» **Your instructions**: Every entry that follows should be reproduced exactly.

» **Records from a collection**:
+--

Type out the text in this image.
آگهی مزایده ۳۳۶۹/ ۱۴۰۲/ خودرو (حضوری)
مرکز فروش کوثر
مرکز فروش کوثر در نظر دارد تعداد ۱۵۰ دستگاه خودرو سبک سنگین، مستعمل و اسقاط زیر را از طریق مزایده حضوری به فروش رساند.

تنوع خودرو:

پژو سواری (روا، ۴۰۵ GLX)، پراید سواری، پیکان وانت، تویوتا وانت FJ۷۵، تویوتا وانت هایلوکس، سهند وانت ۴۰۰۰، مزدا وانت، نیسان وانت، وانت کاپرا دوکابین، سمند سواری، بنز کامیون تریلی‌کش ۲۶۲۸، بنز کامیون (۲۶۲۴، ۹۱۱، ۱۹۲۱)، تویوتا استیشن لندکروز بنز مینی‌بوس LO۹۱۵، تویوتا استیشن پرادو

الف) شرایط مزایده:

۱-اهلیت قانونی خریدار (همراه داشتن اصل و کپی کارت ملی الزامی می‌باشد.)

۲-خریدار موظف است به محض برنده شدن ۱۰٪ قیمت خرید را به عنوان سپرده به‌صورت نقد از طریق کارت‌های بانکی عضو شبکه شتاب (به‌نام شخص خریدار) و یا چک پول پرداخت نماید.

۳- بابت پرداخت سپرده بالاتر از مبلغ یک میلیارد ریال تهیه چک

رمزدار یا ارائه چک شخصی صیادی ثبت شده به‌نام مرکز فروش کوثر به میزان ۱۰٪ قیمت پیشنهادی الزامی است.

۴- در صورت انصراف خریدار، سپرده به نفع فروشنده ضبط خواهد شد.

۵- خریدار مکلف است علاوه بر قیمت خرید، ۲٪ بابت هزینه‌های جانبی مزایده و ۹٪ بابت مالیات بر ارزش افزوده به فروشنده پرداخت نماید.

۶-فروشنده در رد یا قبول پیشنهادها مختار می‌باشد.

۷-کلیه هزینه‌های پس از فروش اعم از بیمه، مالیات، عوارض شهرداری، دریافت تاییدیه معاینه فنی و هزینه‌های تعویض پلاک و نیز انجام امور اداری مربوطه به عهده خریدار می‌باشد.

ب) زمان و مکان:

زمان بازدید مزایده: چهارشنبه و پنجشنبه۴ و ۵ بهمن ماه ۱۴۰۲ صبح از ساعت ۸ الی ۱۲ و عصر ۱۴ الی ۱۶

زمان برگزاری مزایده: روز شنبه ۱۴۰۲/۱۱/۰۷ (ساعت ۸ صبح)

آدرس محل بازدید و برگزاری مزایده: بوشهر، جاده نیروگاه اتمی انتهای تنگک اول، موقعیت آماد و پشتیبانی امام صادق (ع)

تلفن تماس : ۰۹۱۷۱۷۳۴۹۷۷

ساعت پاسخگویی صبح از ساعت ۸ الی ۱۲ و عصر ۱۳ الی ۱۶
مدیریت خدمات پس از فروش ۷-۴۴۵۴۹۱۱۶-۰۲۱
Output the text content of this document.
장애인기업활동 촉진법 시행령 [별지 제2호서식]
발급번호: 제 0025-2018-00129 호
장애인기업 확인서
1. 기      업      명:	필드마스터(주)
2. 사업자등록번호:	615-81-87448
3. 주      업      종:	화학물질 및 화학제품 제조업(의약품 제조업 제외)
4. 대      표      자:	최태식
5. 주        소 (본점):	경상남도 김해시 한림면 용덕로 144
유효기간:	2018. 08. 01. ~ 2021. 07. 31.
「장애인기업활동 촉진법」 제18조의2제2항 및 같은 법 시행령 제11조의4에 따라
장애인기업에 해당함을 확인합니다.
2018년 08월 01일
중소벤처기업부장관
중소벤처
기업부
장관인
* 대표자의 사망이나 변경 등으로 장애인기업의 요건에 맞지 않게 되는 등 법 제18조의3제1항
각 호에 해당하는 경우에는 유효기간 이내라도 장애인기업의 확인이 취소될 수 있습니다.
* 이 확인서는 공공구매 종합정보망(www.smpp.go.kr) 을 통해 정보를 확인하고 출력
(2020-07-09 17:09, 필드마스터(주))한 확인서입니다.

+--

» **Solution**:
Type out the text in this image.
آگهی مزایده ۳۳۶۹/ ۱۴۰۲/ خودرو (حضوری)
مرکز فروش کوثر
مرکز فروش کوثر در نظر دارد تعداد ۱۵۰ دستگاه خودرو سبک سنگین، مستعمل و اسقاط زیر را از طریق مزایده حضوری به فروش رساند.

تنوع خودرو:

پژو سواری (روا، ۴۰۵ GLX)، پراید سواری، پیکان وانت، تویوتا وانت FJ۷۵، تویوتا وانت هایلوکس، سهند وانت ۴۰۰۰، مزدا وانت، نیسان وانت، وانت کاپرا دوکابین، سمند سواری، بنز کامیون تریلی‌کش ۲۶۲۸، بنز کامیون (۲۶۲۴، ۹۱۱، ۱۹۲۱)، تویوتا استیشن لندکروز بنز مینی‌بوس LO۹۱۵، تویوتا استیشن پرادو

الف) شرایط مزایده:

۱-اهلیت قانونی خریدار (همراه داشتن اصل و کپی کارت ملی الزامی می‌باشد.)

۲-خریدار موظف است به محض برنده شدن ۱۰٪ قیمت خرید را به عنوان سپرده به‌صورت نقد از طریق کارت‌های بانکی عضو شبکه شتاب (به‌نام شخص خریدار) و یا چک پول پرداخت نماید.

۳- بابت پرداخت سپرده بالاتر از مبلغ یک میلیارد ریال تهیه چک

رمزدار یا ارائه چک شخصی صیادی ثبت شده به‌نام مرکز فروش کوثر به میزان ۱۰٪ قیمت پیشنهادی الزامی است.

۴- در صورت انصراف خریدار، سپرده به نفع فروشنده ضبط خواهد شد.

۵- خریدار مکلف است علاوه بر قیمت خرید، ۲٪ بابت هزینه‌های جانبی مزایده و ۹٪ بابت مالیات بر ارزش افزوده به فروشنده پرداخت نماید.

۶-فروشنده در رد یا قبول پیشنهادها مختار می‌باشد.

۷-کلیه هزینه‌های پس از فروش اعم از بیمه، مالیات، عوارض شهرداری، دریافت تاییدیه معاینه فنی و هزینه‌های تعویض پلاک و نیز انجام امور اداری مربوطه به عهده خریدار می‌باشد.

ب) زمان و مکان:

زمان بازدید مزایده: چهارشنبه و پنجشنبه۴ و ۵ بهمن ماه ۱۴۰۲ صبح از ساعت ۸ الی ۱۲ و عصر ۱۴ الی ۱۶

زمان برگزاری مزایده: روز شنبه ۱۴۰۲/۱۱/۰۷ (ساعت ۸ صبح)

آدرس محل بازدید و برگزاری مزایده: بوشهر، جاده نیروگاه اتمی انتهای تنگک اول، موقعیت آماد و پشتیبانی امام صادق (ع)

تلفن تماس : ۰۹۱۷۱۷۳۴۹۷۷

ساعت پاسخگویی صبح از ساعت ۸ الی ۱۲ و عصر ۱۳ الی ۱۶
مدیریت خدمات پس از فروش ۷-۴۴۵۴۹۱۱۶-۰۲۱
Output the text content of this document.
장애인기업활동 촉진법 시행령 [별지 제2호서식]
발급번호: 제 0025-2018-00129 호
장애인기업 확인서
1. 기      업      명:	필드마스터(주)
2. 사업자등록번호:	615-81-87448
3. 주      업      종:	화학물질 및 화학제품 제조업(의약품 제조업 제외)
4. 대      표      자:	최태식
5. 주        소 (본점):	경상남도 김해시 한림면 용덕로 144
유효기간:	2018. 08. 01. ~ 2021. 07. 31.
「장애인기업활동 촉진법」 제18조의2제2항 및 같은 법 시행령 제11조의4에 따라
장애인기업에 해당함을 확인합니다.
2018년 08월 01일
중소벤처기업부장관
중소벤처
기업부
장관인
* 대표자의 사망이나 변경 등으로 장애인기업의 요건에 맞지 않게 되는 등 법 제18조의3제1항
각 호에 해당하는 경우에는 유효기간 이내라도 장애인기업의 확인이 취소될 수 있습니다.
* 이 확인서는 공공구매 종합정보망(www.smpp.go.kr) 을 통해 정보를 확인하고 출력
(2020-07-09 17:09, 필드마스터(주))한 확인서입니다.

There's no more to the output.